BEGIN
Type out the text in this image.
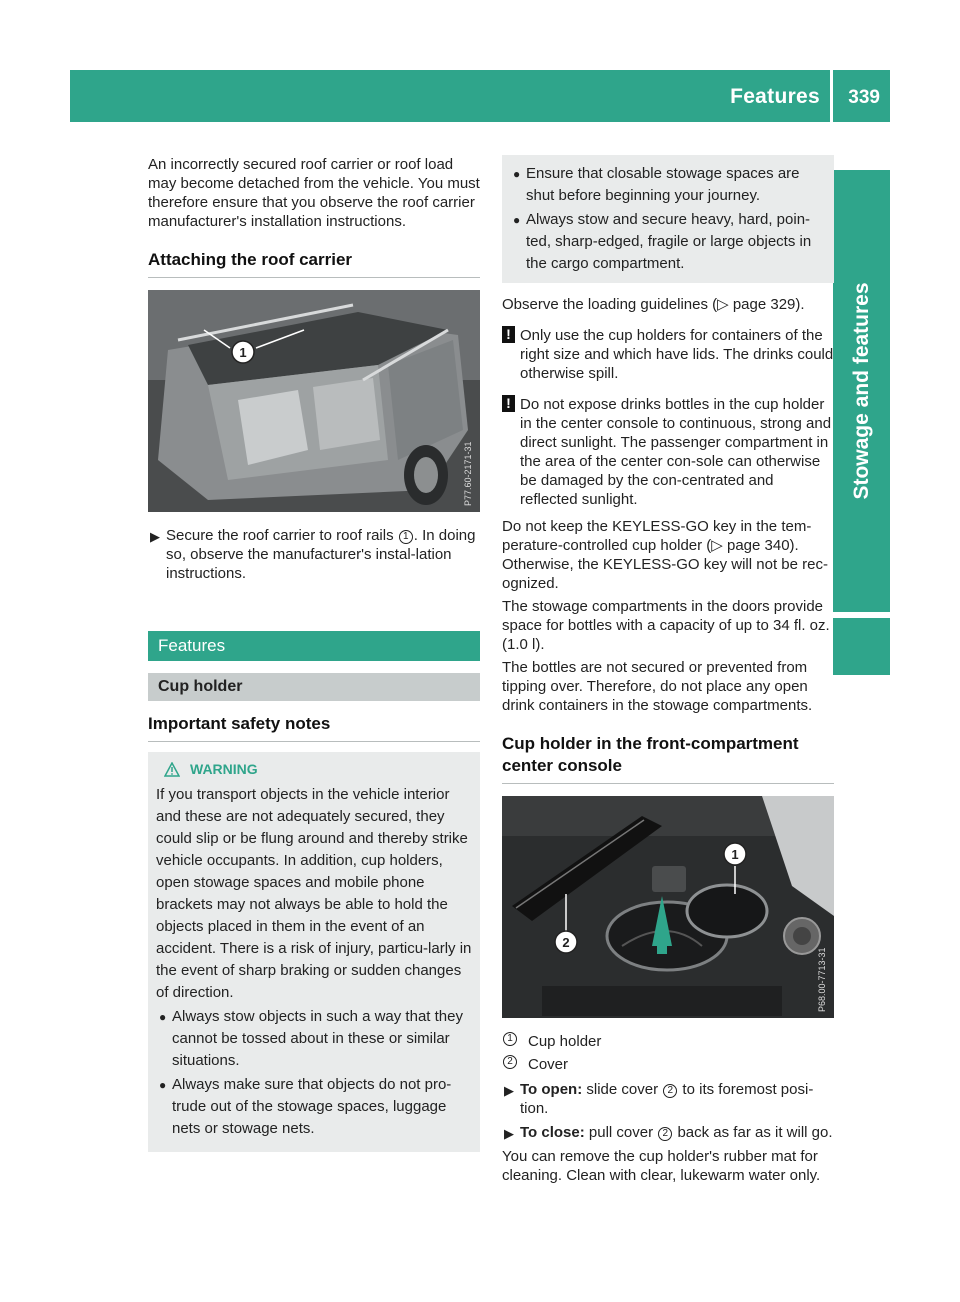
Features 339
Stowage and features

An incorrectly secured roof carrier or roof load may become detached from the vehicle. You must therefore ensure that you observe the roof carrier manufacturer's installation instructions.

Attaching the roof carrier
1
P77.60-2171-31
▶ Secure the roof carrier to roof rails 1 . In doing so, observe the manufacturer's instal-lation instructions.
Features
Cup holder
Important safety notes
WARNING

If you transport objects in the vehicle interior and these are not adequately secured, they could slip or be flung around and thereby strike vehicle occupants. In addition, cup holders, open stowage spaces and mobile phone brackets may not always be able to hold the objects placed in them in the event of an accident. There is a risk of injury, particu-larly in the event of sharp braking or sudden changes of direction.

● Always stow objects in such a way that they cannot be tossed about in these or similar situations.
● Always make sure that objects do not pro-trude out of the stowage spaces, luggage nets or stowage nets.
● Ensure that closable stowage spaces are shut before beginning your journey.
● Always stow and secure heavy, hard, poin-ted, sharp-edged, fragile or large objects in the cargo compartment.

Observe the loading guidelines (▷ page 329).

! Only use the cup holders for containers of the right size and which have lids. The drinks could otherwise spill.
! Do not expose drinks bottles in the cup holder in the center console to continuous, strong and direct sunlight. The passenger compartment in the area of the center con-sole can otherwise be damaged by the con-centrated and reflected sunlight.

Do not keep the KEYLESS-GO key in the tem-perature-controlled cup holder (▷ page 340). Otherwise, the KEYLESS-GO key will not be rec-ognized.

The stowage compartments in the doors provide space for bottles with a capacity of up to 34 fl. oz. (1.0 l).

The bottles are not secured or prevented from tipping over. Therefore, do not place any open drink containers in the stowage compartments.

Cup holder in the front-compartment center console
1
2
P68.00-7713-31
1 Cup holder
2 Cover
▶ To open: slide cover 2 to its foremost posi-tion.
▶ To close: pull cover 2 back as far as it will go.

You can remove the cup holder's rubber mat for cleaning. Clean with clear, lukewarm water only.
END
Task brief:
Search the preceding listing for "drinks" and extract every line where it is found.

Written solution:
! Only use the cup holders for containers of the right size and which have lids. The drinks could otherwise spill.
! Do not expose drinks bottles in the cup holder in the center console to continuous, strong and direct sunlight. The passenger compartment in the area of the center con-sole can otherwise be damaged by the con-centrated and reflected sunlight.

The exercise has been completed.